[Extracted records]
= = = = = = =

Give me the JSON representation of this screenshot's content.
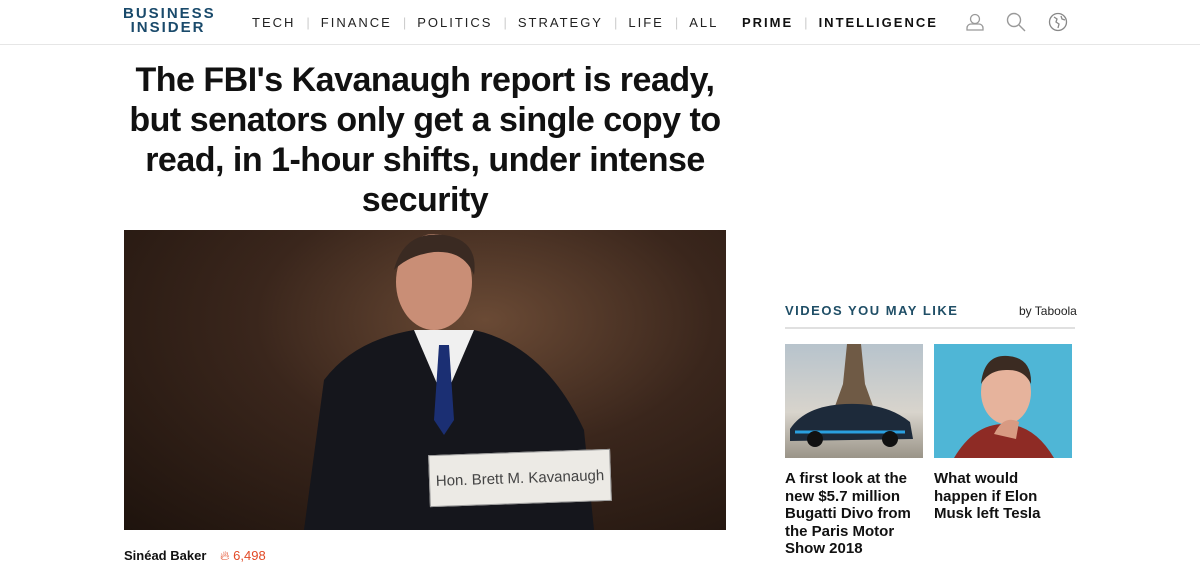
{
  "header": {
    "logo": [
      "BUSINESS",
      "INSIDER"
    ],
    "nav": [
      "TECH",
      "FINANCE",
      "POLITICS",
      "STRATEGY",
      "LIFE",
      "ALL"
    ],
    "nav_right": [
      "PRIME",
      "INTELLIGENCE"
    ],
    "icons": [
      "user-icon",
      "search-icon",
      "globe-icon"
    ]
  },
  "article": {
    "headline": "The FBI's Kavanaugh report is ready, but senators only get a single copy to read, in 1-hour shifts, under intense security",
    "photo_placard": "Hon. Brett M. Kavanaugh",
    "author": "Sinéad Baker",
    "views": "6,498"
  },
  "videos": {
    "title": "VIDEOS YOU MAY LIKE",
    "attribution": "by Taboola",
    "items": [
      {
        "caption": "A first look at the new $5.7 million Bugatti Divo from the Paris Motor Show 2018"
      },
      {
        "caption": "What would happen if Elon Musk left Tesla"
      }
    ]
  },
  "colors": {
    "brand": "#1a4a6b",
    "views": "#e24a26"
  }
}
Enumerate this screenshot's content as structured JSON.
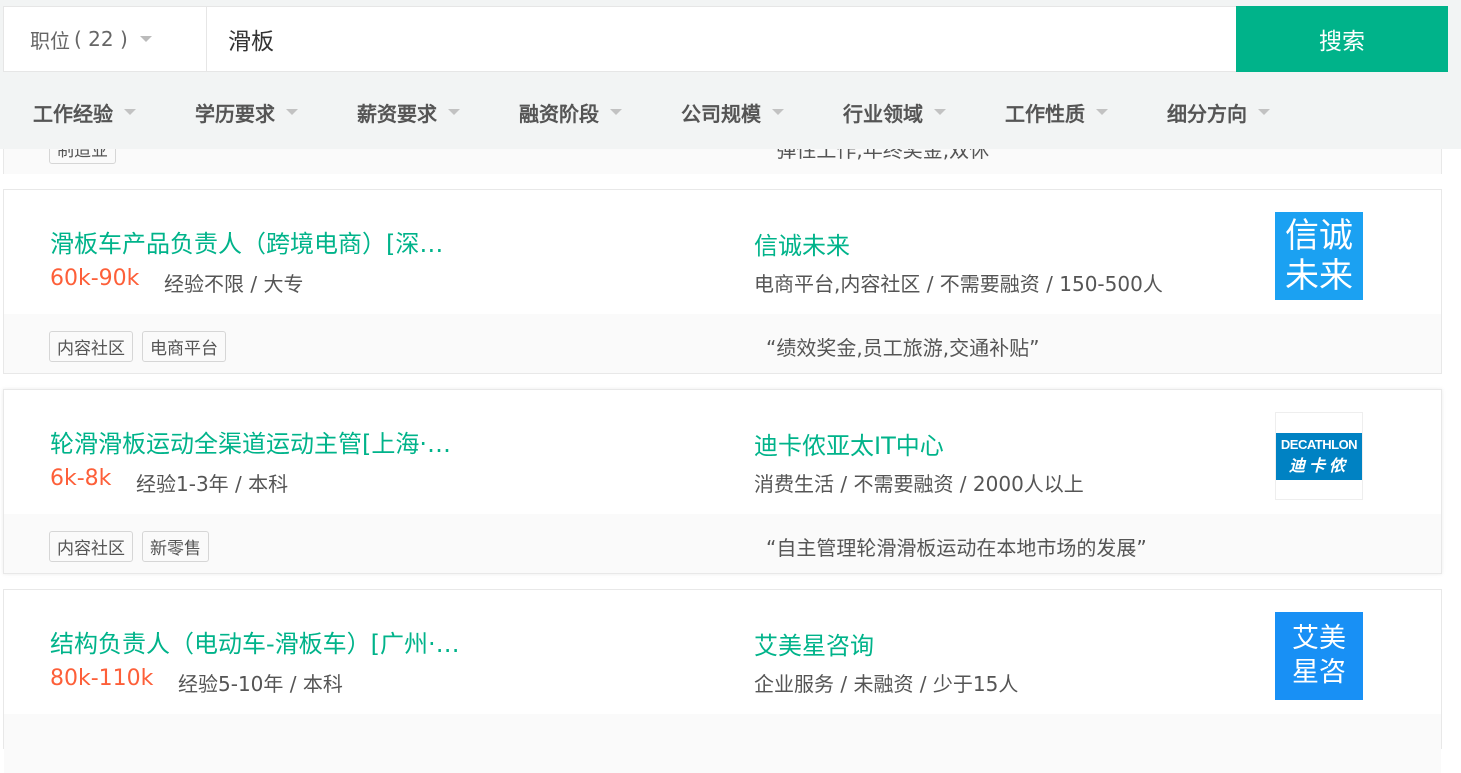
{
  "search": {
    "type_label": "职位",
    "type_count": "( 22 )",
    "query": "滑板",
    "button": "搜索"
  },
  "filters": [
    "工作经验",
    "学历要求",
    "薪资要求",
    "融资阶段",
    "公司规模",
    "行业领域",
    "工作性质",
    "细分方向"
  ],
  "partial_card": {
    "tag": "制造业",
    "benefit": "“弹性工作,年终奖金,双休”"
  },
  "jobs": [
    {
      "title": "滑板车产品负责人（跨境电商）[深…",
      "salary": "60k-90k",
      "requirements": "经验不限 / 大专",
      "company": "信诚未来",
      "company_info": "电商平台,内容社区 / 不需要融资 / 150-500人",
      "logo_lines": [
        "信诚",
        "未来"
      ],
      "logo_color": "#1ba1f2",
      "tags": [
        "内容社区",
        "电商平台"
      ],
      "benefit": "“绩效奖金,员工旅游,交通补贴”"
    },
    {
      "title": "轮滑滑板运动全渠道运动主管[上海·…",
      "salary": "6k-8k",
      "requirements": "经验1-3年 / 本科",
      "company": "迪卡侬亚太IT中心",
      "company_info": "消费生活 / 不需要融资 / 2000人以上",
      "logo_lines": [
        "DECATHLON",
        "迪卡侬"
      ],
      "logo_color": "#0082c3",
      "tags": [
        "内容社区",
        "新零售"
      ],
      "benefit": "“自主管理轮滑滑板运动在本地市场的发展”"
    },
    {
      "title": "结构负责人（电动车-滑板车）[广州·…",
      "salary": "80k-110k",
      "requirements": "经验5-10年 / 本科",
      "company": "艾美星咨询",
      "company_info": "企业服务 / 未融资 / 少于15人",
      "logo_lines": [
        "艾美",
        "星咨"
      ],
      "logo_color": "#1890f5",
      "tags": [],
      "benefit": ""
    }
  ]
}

= = = = = = =

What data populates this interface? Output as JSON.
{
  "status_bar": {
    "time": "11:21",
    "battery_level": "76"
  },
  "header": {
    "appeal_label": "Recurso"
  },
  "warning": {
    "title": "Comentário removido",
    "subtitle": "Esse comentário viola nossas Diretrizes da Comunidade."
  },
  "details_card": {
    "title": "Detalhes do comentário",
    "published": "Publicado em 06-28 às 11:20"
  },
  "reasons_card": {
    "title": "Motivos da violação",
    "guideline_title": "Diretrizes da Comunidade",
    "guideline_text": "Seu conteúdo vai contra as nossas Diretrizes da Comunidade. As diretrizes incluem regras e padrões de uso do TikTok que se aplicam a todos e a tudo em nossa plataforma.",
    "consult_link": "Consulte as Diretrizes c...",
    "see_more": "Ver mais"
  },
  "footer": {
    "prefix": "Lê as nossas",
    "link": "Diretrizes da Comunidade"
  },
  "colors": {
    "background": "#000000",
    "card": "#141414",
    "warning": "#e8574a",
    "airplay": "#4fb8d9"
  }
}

= = = = = = =

# [Work required]
Copy every line in the listing above where the string "this" turns up.

# [Solution below]
Give me the JSON representation of this screenshot's content.
Enumerate this screenshot's content as structured JSON.
What data populates this interface? Output as JSON.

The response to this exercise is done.